About this exercise: Though the records contain pictures, copy none of them; repeat exactly the lines from the one with "Give me the" to the end.

Records shown:
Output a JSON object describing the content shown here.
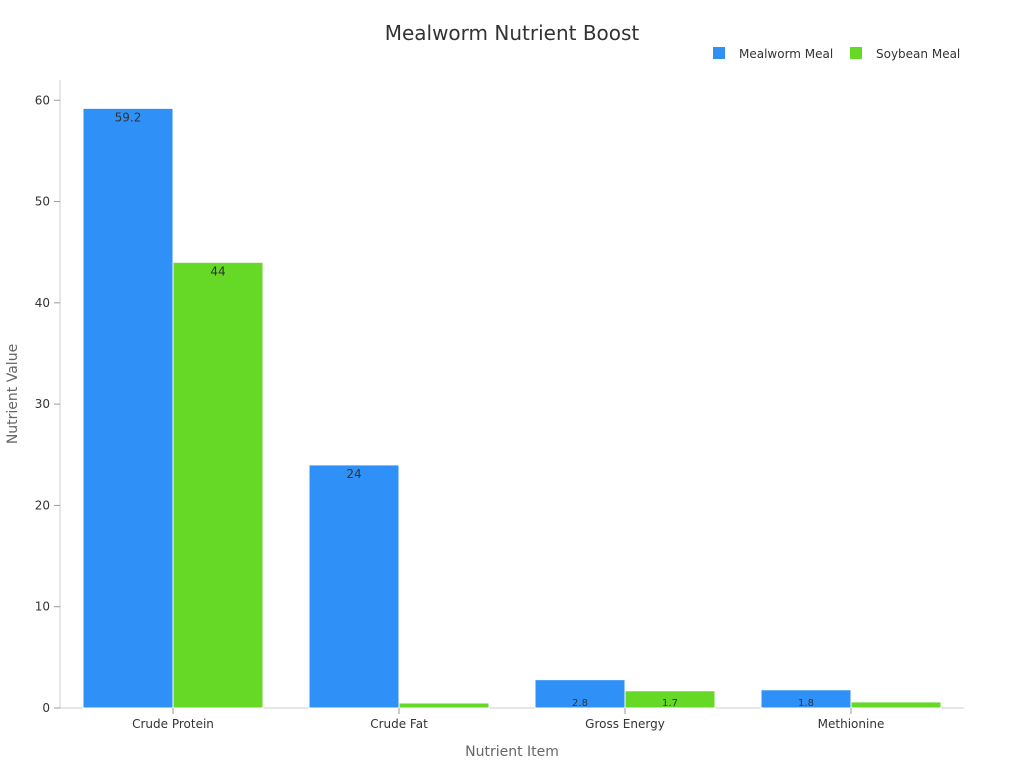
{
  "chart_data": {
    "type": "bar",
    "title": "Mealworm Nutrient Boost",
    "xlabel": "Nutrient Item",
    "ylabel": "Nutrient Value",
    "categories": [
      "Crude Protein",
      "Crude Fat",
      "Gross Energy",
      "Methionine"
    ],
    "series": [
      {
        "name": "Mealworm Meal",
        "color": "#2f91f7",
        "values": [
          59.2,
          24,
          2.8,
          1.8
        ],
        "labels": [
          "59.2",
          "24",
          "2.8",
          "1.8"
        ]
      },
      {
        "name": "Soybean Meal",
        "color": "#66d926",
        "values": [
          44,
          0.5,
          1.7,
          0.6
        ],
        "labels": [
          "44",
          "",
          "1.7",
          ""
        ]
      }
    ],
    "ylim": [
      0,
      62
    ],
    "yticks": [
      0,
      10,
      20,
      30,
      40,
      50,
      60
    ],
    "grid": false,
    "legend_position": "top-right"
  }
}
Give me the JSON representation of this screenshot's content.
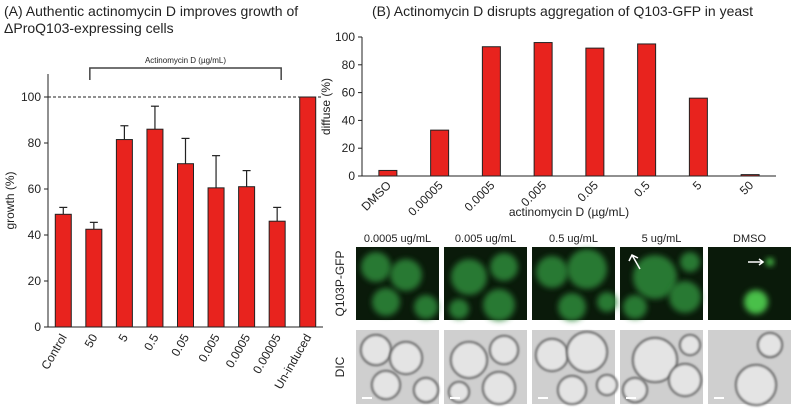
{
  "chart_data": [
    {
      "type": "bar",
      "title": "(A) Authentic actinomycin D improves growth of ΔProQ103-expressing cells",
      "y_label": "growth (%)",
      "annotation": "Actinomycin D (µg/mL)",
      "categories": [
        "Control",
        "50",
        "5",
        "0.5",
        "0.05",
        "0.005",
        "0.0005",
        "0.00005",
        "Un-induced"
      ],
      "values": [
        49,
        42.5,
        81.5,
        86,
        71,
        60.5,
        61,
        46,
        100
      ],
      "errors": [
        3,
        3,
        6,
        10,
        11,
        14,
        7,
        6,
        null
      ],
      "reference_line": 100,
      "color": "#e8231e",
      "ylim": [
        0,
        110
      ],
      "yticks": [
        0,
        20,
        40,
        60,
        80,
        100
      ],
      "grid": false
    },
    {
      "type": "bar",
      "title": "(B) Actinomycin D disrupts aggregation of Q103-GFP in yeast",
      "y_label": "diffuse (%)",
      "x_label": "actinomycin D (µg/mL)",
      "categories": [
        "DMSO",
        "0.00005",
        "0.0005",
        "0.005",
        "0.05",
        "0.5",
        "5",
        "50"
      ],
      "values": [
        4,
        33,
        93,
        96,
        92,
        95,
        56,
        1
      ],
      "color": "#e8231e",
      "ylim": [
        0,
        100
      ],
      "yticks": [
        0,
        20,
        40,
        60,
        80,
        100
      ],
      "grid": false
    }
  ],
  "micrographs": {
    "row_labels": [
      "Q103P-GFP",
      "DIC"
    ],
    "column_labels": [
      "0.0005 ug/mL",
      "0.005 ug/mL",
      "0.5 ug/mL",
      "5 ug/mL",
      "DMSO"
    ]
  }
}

Exercise result:
Give me the JSON representation of this screenshot's content.
{
  "chart_data": [
    {
      "type": "bar",
      "title": "(A) Authentic actinomycin D improves growth of ΔProQ103-expressing cells",
      "y_label": "growth (%)",
      "annotation": "Actinomycin D (µg/mL)",
      "categories": [
        "Control",
        "50",
        "5",
        "0.5",
        "0.05",
        "0.005",
        "0.0005",
        "0.00005",
        "Un-induced"
      ],
      "values": [
        49,
        42.5,
        81.5,
        86,
        71,
        60.5,
        61,
        46,
        100
      ],
      "errors": [
        3,
        3,
        6,
        10,
        11,
        14,
        7,
        6,
        null
      ],
      "reference_line": 100,
      "color": "#e8231e",
      "ylim": [
        0,
        110
      ],
      "yticks": [
        0,
        20,
        40,
        60,
        80,
        100
      ],
      "grid": false
    },
    {
      "type": "bar",
      "title": "(B) Actinomycin D disrupts aggregation of Q103-GFP in yeast",
      "y_label": "diffuse (%)",
      "x_label": "actinomycin D (µg/mL)",
      "categories": [
        "DMSO",
        "0.00005",
        "0.0005",
        "0.005",
        "0.05",
        "0.5",
        "5",
        "50"
      ],
      "values": [
        4,
        33,
        93,
        96,
        92,
        95,
        56,
        1
      ],
      "color": "#e8231e",
      "ylim": [
        0,
        100
      ],
      "yticks": [
        0,
        20,
        40,
        60,
        80,
        100
      ],
      "grid": false
    }
  ],
  "micrographs": {
    "row_labels": [
      "Q103P-GFP",
      "DIC"
    ],
    "column_labels": [
      "0.0005 ug/mL",
      "0.005 ug/mL",
      "0.5 ug/mL",
      "5 ug/mL",
      "DMSO"
    ]
  }
}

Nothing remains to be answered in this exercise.